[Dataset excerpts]

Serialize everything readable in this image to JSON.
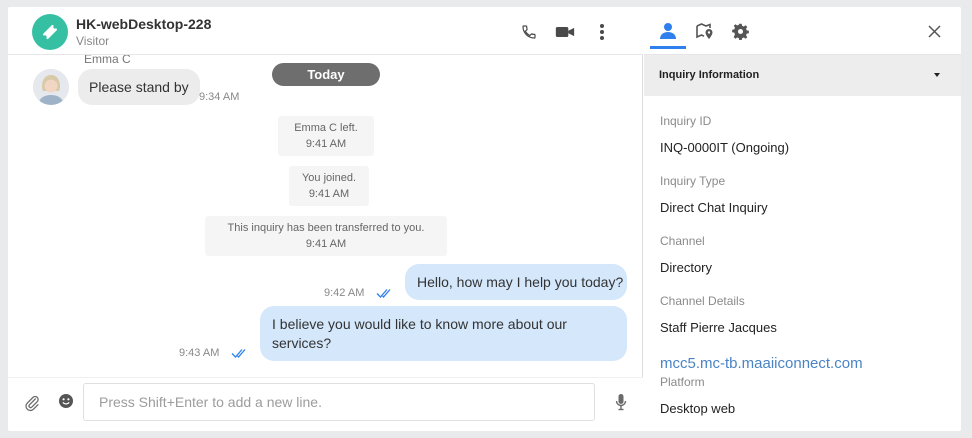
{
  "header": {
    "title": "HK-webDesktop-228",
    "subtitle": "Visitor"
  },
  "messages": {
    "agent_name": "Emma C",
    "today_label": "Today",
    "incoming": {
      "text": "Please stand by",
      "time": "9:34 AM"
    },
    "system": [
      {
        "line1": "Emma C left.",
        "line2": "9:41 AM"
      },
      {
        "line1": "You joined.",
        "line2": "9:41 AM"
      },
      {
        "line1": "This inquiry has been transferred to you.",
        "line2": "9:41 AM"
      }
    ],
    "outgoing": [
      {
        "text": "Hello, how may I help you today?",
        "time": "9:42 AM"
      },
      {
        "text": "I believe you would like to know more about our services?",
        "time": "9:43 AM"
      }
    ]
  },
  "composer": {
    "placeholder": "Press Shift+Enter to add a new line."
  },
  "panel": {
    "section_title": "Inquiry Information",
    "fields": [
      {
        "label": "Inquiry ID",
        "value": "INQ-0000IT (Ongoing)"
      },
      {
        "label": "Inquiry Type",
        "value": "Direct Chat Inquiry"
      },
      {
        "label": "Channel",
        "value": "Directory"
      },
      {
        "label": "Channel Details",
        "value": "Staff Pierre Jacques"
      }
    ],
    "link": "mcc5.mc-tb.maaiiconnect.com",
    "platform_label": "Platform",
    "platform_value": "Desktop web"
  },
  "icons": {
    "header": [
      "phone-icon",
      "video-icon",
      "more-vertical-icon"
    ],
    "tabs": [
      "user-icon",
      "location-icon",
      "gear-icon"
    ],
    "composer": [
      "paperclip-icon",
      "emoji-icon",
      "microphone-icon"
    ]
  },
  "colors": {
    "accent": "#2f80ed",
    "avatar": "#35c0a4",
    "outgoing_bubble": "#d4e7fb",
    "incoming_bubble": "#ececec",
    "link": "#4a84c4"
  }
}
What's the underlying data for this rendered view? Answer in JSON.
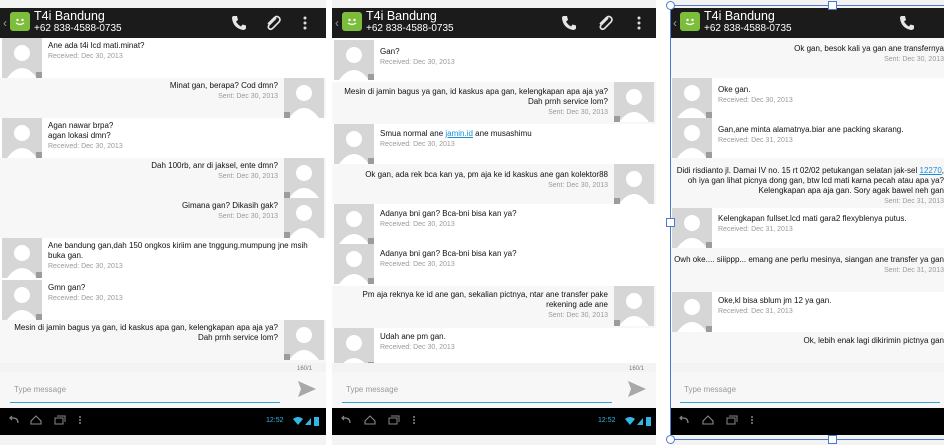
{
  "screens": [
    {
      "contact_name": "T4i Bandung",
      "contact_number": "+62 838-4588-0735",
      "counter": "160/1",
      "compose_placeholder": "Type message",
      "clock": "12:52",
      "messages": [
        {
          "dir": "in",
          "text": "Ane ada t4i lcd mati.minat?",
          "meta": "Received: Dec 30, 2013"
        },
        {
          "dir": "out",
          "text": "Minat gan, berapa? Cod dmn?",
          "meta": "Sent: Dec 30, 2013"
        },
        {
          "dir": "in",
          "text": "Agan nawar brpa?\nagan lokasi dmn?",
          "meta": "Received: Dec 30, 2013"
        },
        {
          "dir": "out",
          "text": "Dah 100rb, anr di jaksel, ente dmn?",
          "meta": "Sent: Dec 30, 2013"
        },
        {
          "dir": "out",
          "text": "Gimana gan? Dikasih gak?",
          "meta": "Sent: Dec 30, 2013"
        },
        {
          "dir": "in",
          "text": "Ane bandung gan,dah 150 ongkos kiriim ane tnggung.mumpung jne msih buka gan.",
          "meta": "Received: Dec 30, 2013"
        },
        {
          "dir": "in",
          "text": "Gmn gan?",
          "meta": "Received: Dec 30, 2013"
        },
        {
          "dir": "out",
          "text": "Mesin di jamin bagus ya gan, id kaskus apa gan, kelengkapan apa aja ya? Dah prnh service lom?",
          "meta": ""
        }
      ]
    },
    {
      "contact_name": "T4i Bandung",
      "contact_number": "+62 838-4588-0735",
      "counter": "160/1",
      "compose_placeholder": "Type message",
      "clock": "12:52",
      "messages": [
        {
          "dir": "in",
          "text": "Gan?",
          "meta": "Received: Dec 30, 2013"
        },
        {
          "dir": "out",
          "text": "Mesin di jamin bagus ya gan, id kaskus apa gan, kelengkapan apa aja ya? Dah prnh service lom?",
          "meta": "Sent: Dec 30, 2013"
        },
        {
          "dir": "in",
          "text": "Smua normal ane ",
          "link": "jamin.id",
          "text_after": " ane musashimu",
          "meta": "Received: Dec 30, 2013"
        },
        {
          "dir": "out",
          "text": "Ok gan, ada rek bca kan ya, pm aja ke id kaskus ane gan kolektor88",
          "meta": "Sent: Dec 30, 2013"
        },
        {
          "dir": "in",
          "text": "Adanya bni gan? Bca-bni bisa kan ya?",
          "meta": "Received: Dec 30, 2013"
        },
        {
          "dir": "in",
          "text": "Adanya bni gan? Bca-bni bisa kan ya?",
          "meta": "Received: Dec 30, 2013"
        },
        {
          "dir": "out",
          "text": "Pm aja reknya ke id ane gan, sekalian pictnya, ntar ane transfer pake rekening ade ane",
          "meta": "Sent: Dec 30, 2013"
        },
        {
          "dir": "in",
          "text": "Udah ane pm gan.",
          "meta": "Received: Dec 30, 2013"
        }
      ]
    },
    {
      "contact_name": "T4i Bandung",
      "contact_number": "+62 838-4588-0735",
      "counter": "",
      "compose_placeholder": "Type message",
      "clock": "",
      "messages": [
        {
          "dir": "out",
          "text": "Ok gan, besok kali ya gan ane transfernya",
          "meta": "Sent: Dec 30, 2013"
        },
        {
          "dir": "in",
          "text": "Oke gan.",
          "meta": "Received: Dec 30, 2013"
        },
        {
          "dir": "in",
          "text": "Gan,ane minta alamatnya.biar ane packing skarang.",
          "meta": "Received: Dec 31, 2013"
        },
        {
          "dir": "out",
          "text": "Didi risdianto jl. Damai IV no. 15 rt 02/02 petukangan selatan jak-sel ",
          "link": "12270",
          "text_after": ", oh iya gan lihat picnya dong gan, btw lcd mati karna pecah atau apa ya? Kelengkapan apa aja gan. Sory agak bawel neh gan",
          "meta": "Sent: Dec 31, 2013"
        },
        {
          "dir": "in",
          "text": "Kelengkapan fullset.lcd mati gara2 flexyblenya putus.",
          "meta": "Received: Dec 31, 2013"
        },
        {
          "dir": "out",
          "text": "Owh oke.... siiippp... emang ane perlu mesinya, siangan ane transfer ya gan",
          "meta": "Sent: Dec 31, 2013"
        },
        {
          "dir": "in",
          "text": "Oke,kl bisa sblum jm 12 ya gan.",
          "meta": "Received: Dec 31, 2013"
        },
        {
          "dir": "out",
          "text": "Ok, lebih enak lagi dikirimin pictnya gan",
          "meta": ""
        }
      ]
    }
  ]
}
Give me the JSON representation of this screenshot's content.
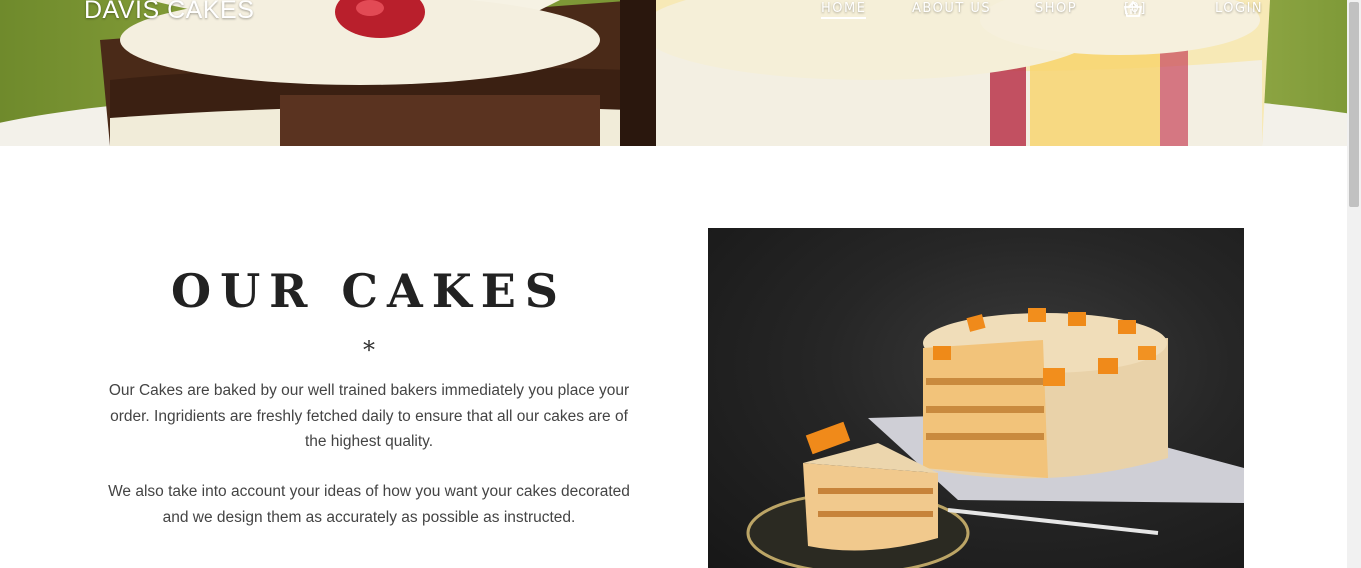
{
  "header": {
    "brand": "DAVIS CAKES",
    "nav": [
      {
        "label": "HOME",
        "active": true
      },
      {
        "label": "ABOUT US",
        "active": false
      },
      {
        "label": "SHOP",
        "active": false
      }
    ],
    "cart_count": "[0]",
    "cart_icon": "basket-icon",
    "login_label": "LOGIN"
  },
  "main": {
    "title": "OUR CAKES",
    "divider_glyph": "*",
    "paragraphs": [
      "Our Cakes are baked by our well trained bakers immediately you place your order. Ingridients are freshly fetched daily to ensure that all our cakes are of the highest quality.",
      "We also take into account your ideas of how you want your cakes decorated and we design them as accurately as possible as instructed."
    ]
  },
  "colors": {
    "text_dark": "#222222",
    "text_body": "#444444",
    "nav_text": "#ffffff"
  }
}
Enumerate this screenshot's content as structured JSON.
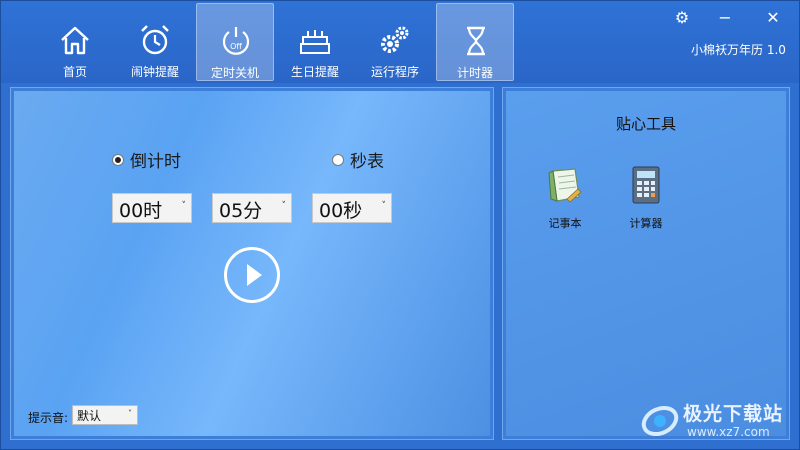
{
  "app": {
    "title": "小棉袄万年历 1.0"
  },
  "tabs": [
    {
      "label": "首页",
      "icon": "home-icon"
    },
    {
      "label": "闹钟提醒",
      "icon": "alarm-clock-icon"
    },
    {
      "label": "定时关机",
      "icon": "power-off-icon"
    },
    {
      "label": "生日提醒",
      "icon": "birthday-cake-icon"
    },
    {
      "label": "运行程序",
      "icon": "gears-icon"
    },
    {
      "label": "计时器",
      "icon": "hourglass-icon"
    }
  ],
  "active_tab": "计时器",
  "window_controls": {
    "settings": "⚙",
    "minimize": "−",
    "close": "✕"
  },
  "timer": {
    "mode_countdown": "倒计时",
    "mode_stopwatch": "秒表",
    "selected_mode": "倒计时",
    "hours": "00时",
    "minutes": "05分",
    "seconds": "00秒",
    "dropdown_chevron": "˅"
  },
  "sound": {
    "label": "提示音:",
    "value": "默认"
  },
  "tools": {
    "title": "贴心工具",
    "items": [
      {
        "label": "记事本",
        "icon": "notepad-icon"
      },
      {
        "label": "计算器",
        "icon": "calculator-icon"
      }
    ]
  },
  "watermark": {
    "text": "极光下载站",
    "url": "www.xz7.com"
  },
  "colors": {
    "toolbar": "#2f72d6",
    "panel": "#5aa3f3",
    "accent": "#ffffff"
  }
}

[Goal of the exercise]
Read the lines above. Gather those in which the string "link" is found.

[Response]
    "link": "mcc5.mc-tb.maaiiconnect.com",
    "link": "#4a84c4"
          "link": "jamin.id",
          "link": "12270",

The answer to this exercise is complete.